=== Consigne A ===
Dans les enregistrements ci-dessous, présentez sous forme de liste JSON de chaînes, à raison d'une chaîne par ligne et sans les lignes vides, les lignes comprises entre celle qui contient "app-screen: ebay 88%" et celle qui contient "nav-item-more[interactable]: More xyxy=(405,103,506,177)", incluses.

=== Extrait du texte ===
VELÁZQUEZ DIEGO (1599-1660)
Chevalier de Santiago et prince des peintres
Trop long au gré du roi, ce séjour italien a enrichi la culture artistique de Velázquez ; il lui a certainement permis de découvrir les œuvres de Poussin ou de Pierre de Cortone, et a renouvelé son audace de créateur. Réduite par les charges de plus en plus importantes qui le conduiront à diriger le décor de la rencontre historique de l'île des Faisans en juin 1660, interrompue par sa mort soudaine le 7 août 1660, l'activité picturale de ses dernières années n'est pourtant qu'une suite de chefs-d'œuvre : les nombreux portraits diplomatiques qu'il réalise alors pour la cour d'Autriche témoignent de l'aisance absolue avec laquelle Velázquez transforme les données traditionnelles du portrait de cour. Les portraits de l'infante Marguerite envoyés à la cour des Habsbourg d'Autriche (Kunsthistorisches Museum, Vienne) symbolisent son éclatante virtuosité : souplesse de la touche, choix des couleurs rendues scintillantes par les gris argent, invention de la mise en page qui unit dans une même composition l'infante de trois ans et un simple bouquet. Le visage ingrat et la moue impassible de la reine Mariana de Austria (Prado) sont adoucis par la touche rapide et la virtuosité du traitement de la chevelure. En 1653, les derniers portraits de Philippe IV, en buste (Prado et National Gallery, Londres) nous livrent presque totalement la personnalité de ce roi pour lequel il travaillait depuis trente ans.

[Entrées de données collectées]
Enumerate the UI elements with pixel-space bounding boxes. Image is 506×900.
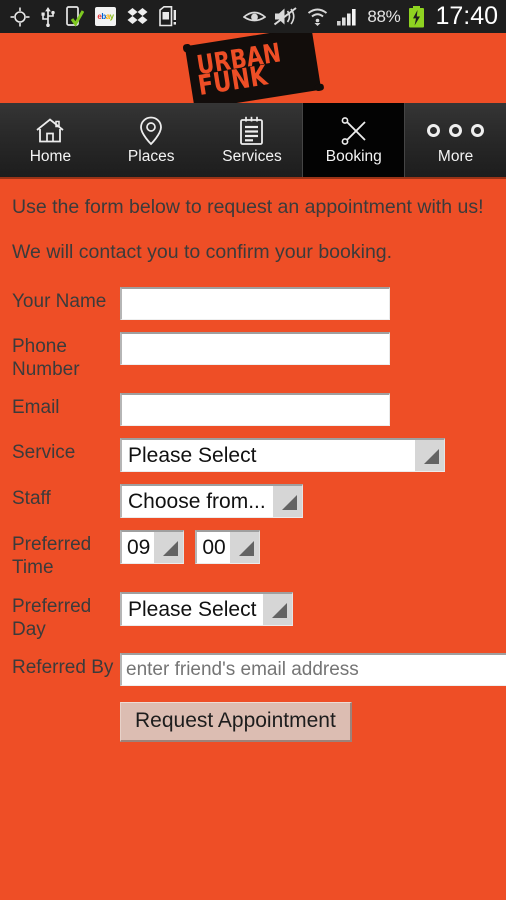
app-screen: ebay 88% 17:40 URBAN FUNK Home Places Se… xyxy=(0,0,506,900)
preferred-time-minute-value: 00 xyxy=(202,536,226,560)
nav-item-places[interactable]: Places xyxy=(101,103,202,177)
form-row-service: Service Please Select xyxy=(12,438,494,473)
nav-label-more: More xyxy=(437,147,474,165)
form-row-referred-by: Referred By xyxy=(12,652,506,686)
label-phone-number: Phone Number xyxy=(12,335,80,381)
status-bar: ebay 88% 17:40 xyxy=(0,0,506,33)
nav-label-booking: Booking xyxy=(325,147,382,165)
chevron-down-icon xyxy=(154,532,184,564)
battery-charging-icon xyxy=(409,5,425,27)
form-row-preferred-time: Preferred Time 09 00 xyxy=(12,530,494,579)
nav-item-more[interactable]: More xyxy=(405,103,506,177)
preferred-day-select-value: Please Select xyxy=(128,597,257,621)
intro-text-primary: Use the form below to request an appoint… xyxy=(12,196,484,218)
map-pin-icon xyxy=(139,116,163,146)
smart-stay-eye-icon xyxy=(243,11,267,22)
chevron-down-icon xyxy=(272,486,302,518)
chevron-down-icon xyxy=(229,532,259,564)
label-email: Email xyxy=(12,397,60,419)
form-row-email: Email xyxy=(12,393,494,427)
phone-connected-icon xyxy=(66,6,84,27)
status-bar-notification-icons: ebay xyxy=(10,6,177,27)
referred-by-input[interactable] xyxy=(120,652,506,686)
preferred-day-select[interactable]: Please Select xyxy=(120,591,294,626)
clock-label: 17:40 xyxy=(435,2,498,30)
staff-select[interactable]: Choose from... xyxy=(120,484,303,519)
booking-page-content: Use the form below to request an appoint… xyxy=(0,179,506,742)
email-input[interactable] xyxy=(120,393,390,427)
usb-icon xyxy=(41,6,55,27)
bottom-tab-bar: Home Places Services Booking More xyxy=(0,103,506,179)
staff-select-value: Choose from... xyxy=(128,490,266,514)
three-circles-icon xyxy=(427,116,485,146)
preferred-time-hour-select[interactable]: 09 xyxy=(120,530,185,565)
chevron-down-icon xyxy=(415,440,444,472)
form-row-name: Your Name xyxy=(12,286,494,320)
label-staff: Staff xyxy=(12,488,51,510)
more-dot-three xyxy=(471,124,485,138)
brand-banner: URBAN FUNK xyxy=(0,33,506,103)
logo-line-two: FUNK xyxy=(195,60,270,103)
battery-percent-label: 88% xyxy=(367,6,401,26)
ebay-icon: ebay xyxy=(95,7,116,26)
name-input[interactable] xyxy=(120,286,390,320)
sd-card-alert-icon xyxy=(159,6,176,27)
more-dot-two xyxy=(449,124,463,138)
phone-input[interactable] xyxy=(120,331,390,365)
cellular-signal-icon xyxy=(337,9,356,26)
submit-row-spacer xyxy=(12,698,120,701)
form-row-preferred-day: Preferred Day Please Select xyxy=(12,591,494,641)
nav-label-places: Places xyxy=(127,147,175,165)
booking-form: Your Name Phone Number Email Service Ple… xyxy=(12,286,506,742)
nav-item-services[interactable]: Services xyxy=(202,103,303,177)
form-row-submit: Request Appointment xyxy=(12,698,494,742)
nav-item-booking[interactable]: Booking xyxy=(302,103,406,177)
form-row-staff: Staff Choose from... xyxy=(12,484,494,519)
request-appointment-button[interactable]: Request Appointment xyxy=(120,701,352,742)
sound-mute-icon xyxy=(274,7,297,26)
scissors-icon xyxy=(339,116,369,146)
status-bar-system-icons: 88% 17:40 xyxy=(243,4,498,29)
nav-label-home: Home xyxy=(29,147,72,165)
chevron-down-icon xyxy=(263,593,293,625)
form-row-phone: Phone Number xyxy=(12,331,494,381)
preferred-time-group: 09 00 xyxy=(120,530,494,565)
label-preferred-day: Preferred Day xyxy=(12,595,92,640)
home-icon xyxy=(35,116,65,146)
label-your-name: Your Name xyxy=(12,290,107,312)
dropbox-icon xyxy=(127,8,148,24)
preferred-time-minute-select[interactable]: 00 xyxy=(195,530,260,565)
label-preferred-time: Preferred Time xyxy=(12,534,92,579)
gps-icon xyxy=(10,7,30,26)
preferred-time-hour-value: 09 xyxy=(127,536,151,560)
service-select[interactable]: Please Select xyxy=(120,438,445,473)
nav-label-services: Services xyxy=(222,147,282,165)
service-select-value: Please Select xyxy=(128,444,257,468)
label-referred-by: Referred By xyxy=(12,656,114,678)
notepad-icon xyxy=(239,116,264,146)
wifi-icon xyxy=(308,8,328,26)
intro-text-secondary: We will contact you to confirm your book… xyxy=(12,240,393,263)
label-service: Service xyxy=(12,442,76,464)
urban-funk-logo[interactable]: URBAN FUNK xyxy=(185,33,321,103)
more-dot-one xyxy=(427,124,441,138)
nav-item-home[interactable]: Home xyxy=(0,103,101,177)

=== Consigne B ===
Répondez à ces questions d'après le texte sur Velázquez :
(i) En quel mois et en quelle année a eu lieu la rencontre de l'île des Faisans ?
(ii) Quel âge a l'infante Marguerite dans le portrait qui l'associe à un bouquet ?
(iii) Depuis combien d'années Velázquez travaillait-il pour Philippe IV lorsqu'il en a peint les derniers portraits ?

=== Réponse rédigée A ===
[
  "app-screen: ebay 88% 17:40 URBAN FUNK Home Places Se… xyxy=(0,0,506,900)",
  "preferred-time-minute-value: 00 xyxy=(202,536,226,560)",
  "nav-item-places[interactable]: Places xyxy=(101,103,202,177)",
  "form-row-service: Service Please Select xyxy=(12,438,494,473)",
  "nav-label-more: More xyxy=(437,147,474,165)",
  "form-row-referred-by: Referred By xyxy=(12,652,506,686)",
  "label-phone-number: Phone Number xyxy=(12,335,80,381)",
  "status-bar: ebay 88% 17:40 xyxy=(0,0,506,33)",
  "nav-label-booking: Booking xyxy=(325,147,382,165)",
  "chevron-down-icon xyxy=(154,532,184,564)",
  "battery-charging-icon xyxy=(409,5,425,27)",
  "form-row-preferred-time: Preferred Time 09 00 xyxy=(12,530,494,579)",
  "nav-item-more[interactable]: More xyxy=(405,103,506,177)"
]

=== Réponse rédigée B ===
(i) En juin 1660.
(ii) Trois ans.
(iii) Depuis trente ans.